(Supplied entries)
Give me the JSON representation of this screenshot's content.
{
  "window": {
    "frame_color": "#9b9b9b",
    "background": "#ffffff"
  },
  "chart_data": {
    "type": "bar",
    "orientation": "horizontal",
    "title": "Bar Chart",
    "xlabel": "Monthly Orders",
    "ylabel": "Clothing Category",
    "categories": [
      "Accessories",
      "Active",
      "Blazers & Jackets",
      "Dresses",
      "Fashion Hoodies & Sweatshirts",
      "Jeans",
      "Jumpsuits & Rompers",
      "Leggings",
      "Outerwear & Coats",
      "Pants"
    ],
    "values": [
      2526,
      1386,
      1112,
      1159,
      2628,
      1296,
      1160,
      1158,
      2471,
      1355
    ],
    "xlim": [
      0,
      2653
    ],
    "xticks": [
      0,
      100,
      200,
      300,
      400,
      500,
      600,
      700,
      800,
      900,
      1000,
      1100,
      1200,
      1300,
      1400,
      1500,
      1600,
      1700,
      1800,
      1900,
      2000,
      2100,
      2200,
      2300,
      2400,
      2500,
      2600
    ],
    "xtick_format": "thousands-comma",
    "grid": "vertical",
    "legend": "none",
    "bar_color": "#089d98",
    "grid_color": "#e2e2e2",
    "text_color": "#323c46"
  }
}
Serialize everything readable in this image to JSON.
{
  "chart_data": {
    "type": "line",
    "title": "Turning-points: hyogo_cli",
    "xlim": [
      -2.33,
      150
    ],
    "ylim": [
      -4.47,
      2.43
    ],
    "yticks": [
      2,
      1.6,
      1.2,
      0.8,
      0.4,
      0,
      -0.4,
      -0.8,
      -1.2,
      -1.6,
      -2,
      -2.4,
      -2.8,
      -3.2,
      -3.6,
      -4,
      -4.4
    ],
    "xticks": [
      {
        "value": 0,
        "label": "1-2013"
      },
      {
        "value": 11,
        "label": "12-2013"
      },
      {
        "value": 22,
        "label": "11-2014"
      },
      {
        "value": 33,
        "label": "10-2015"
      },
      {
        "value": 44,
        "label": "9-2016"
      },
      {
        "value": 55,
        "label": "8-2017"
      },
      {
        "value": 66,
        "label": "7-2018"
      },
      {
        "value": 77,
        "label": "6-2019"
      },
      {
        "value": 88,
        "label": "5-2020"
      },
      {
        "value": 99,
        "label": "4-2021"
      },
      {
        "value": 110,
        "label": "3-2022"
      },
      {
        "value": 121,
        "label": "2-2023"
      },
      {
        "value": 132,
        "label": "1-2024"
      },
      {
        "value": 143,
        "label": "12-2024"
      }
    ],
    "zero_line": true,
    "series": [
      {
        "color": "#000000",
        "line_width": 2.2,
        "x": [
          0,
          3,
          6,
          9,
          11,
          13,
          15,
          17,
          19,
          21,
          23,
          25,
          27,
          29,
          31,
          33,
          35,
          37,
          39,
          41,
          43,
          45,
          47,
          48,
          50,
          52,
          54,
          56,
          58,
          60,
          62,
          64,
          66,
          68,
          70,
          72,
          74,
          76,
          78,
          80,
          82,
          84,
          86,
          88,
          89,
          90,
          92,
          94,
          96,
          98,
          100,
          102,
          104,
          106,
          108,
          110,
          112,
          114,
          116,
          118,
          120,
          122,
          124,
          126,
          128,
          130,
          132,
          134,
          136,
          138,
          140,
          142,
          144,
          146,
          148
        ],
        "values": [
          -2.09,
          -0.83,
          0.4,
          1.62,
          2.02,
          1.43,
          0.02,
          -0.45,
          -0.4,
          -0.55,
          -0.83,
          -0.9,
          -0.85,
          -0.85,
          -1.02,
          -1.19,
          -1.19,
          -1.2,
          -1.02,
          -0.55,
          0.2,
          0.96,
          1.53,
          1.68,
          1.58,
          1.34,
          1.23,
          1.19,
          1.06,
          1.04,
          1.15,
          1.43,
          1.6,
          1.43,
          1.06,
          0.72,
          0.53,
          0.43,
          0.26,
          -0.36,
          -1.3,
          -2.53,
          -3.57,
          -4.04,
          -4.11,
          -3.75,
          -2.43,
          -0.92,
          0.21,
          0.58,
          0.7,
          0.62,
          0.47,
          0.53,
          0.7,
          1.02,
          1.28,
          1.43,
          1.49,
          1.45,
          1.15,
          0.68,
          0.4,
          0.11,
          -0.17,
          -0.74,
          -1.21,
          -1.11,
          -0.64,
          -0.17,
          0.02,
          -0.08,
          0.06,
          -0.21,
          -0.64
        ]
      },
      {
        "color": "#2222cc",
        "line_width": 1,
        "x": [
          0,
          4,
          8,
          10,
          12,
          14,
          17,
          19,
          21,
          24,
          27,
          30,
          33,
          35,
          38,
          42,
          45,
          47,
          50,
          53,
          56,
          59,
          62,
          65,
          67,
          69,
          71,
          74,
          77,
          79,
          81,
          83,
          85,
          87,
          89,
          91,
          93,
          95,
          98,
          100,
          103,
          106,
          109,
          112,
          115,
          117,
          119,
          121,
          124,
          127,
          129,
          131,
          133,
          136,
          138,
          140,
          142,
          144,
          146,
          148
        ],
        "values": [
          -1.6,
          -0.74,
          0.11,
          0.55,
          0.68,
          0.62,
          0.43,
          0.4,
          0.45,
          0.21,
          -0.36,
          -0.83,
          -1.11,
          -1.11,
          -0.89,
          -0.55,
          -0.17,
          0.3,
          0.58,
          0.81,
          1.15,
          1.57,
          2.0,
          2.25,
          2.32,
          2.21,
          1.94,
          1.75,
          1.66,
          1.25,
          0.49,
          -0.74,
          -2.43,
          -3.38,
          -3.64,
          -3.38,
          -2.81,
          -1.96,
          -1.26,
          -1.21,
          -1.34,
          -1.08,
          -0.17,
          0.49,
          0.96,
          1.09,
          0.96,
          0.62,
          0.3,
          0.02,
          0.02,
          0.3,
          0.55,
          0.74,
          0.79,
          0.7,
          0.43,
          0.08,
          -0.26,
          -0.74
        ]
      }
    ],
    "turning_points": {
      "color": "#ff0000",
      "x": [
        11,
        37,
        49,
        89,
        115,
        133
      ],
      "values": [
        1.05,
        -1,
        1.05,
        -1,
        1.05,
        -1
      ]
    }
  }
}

(What is being asked)
All of the entries above should be written out again exactly.

(Exercise result)
Give me the JSON representation of this screenshot's content.
{
  "window": {
    "frame_color": "#9b9b9b",
    "background": "#ffffff"
  },
  "chart_data": {
    "type": "bar",
    "orientation": "horizontal",
    "title": "Bar Chart",
    "xlabel": "Monthly Orders",
    "ylabel": "Clothing Category",
    "categories": [
      "Accessories",
      "Active",
      "Blazers & Jackets",
      "Dresses",
      "Fashion Hoodies & Sweatshirts",
      "Jeans",
      "Jumpsuits & Rompers",
      "Leggings",
      "Outerwear & Coats",
      "Pants"
    ],
    "values": [
      2526,
      1386,
      1112,
      1159,
      2628,
      1296,
      1160,
      1158,
      2471,
      1355
    ],
    "xlim": [
      0,
      2653
    ],
    "xticks": [
      0,
      100,
      200,
      300,
      400,
      500,
      600,
      700,
      800,
      900,
      1000,
      1100,
      1200,
      1300,
      1400,
      1500,
      1600,
      1700,
      1800,
      1900,
      2000,
      2100,
      2200,
      2300,
      2400,
      2500,
      2600
    ],
    "xtick_format": "thousands-comma",
    "grid": "vertical",
    "legend": "none",
    "bar_color": "#089d98",
    "grid_color": "#e2e2e2",
    "text_color": "#323c46"
  }
}
Serialize everything readable in this image to JSON.
{
  "chart_data": {
    "type": "line",
    "title": "Turning-points: hyogo_cli",
    "xlim": [
      -2.33,
      150
    ],
    "ylim": [
      -4.47,
      2.43
    ],
    "yticks": [
      2,
      1.6,
      1.2,
      0.8,
      0.4,
      0,
      -0.4,
      -0.8,
      -1.2,
      -1.6,
      -2,
      -2.4,
      -2.8,
      -3.2,
      -3.6,
      -4,
      -4.4
    ],
    "xticks": [
      {
        "value": 0,
        "label": "1-2013"
      },
      {
        "value": 11,
        "label": "12-2013"
      },
      {
        "value": 22,
        "label": "11-2014"
      },
      {
        "value": 33,
        "label": "10-2015"
      },
      {
        "value": 44,
        "label": "9-2016"
      },
      {
        "value": 55,
        "label": "8-2017"
      },
      {
        "value": 66,
        "label": "7-2018"
      },
      {
        "value": 77,
        "label": "6-2019"
      },
      {
        "value": 88,
        "label": "5-2020"
      },
      {
        "value": 99,
        "label": "4-2021"
      },
      {
        "value": 110,
        "label": "3-2022"
      },
      {
        "value": 121,
        "label": "2-2023"
      },
      {
        "value": 132,
        "label": "1-2024"
      },
      {
        "value": 143,
        "label": "12-2024"
      }
    ],
    "zero_line": true,
    "series": [
      {
        "color": "#000000",
        "line_width": 2.2,
        "x": [
          0,
          3,
          6,
          9,
          11,
          13,
          15,
          17,
          19,
          21,
          23,
          25,
          27,
          29,
          31,
          33,
          35,
          37,
          39,
          41,
          43,
          45,
          47,
          48,
          50,
          52,
          54,
          56,
          58,
          60,
          62,
          64,
          66,
          68,
          70,
          72,
          74,
          76,
          78,
          80,
          82,
          84,
          86,
          88,
          89,
          90,
          92,
          94,
          96,
          98,
          100,
          102,
          104,
          106,
          108,
          110,
          112,
          114,
          116,
          118,
          120,
          122,
          124,
          126,
          128,
          130,
          132,
          134,
          136,
          138,
          140,
          142,
          144,
          146,
          148
        ],
        "values": [
          -2.09,
          -0.83,
          0.4,
          1.62,
          2.02,
          1.43,
          0.02,
          -0.45,
          -0.4,
          -0.55,
          -0.83,
          -0.9,
          -0.85,
          -0.85,
          -1.02,
          -1.19,
          -1.19,
          -1.2,
          -1.02,
          -0.55,
          0.2,
          0.96,
          1.53,
          1.68,
          1.58,
          1.34,
          1.23,
          1.19,
          1.06,
          1.04,
          1.15,
          1.43,
          1.6,
          1.43,
          1.06,
          0.72,
          0.53,
          0.43,
          0.26,
          -0.36,
          -1.3,
          -2.53,
          -3.57,
          -4.04,
          -4.11,
          -3.75,
          -2.43,
          -0.92,
          0.21,
          0.58,
          0.7,
          0.62,
          0.47,
          0.53,
          0.7,
          1.02,
          1.28,
          1.43,
          1.49,
          1.45,
          1.15,
          0.68,
          0.4,
          0.11,
          -0.17,
          -0.74,
          -1.21,
          -1.11,
          -0.64,
          -0.17,
          0.02,
          -0.08,
          0.06,
          -0.21,
          -0.64
        ]
      },
      {
        "color": "#2222cc",
        "line_width": 1,
        "x": [
          0,
          4,
          8,
          10,
          12,
          14,
          17,
          19,
          21,
          24,
          27,
          30,
          33,
          35,
          38,
          42,
          45,
          47,
          50,
          53,
          56,
          59,
          62,
          65,
          67,
          69,
          71,
          74,
          77,
          79,
          81,
          83,
          85,
          87,
          89,
          91,
          93,
          95,
          98,
          100,
          103,
          106,
          109,
          112,
          115,
          117,
          119,
          121,
          124,
          127,
          129,
          131,
          133,
          136,
          138,
          140,
          142,
          144,
          146,
          148
        ],
        "values": [
          -1.6,
          -0.74,
          0.11,
          0.55,
          0.68,
          0.62,
          0.43,
          0.4,
          0.45,
          0.21,
          -0.36,
          -0.83,
          -1.11,
          -1.11,
          -0.89,
          -0.55,
          -0.17,
          0.3,
          0.58,
          0.81,
          1.15,
          1.57,
          2.0,
          2.25,
          2.32,
          2.21,
          1.94,
          1.75,
          1.66,
          1.25,
          0.49,
          -0.74,
          -2.43,
          -3.38,
          -3.64,
          -3.38,
          -2.81,
          -1.96,
          -1.26,
          -1.21,
          -1.34,
          -1.08,
          -0.17,
          0.49,
          0.96,
          1.09,
          0.96,
          0.62,
          0.3,
          0.02,
          0.02,
          0.3,
          0.55,
          0.74,
          0.79,
          0.7,
          0.43,
          0.08,
          -0.26,
          -0.74
        ]
      }
    ],
    "turning_points": {
      "color": "#ff0000",
      "x": [
        11,
        37,
        49,
        89,
        115,
        133
      ],
      "values": [
        1.05,
        -1,
        1.05,
        -1,
        1.05,
        -1
      ]
    }
  }
}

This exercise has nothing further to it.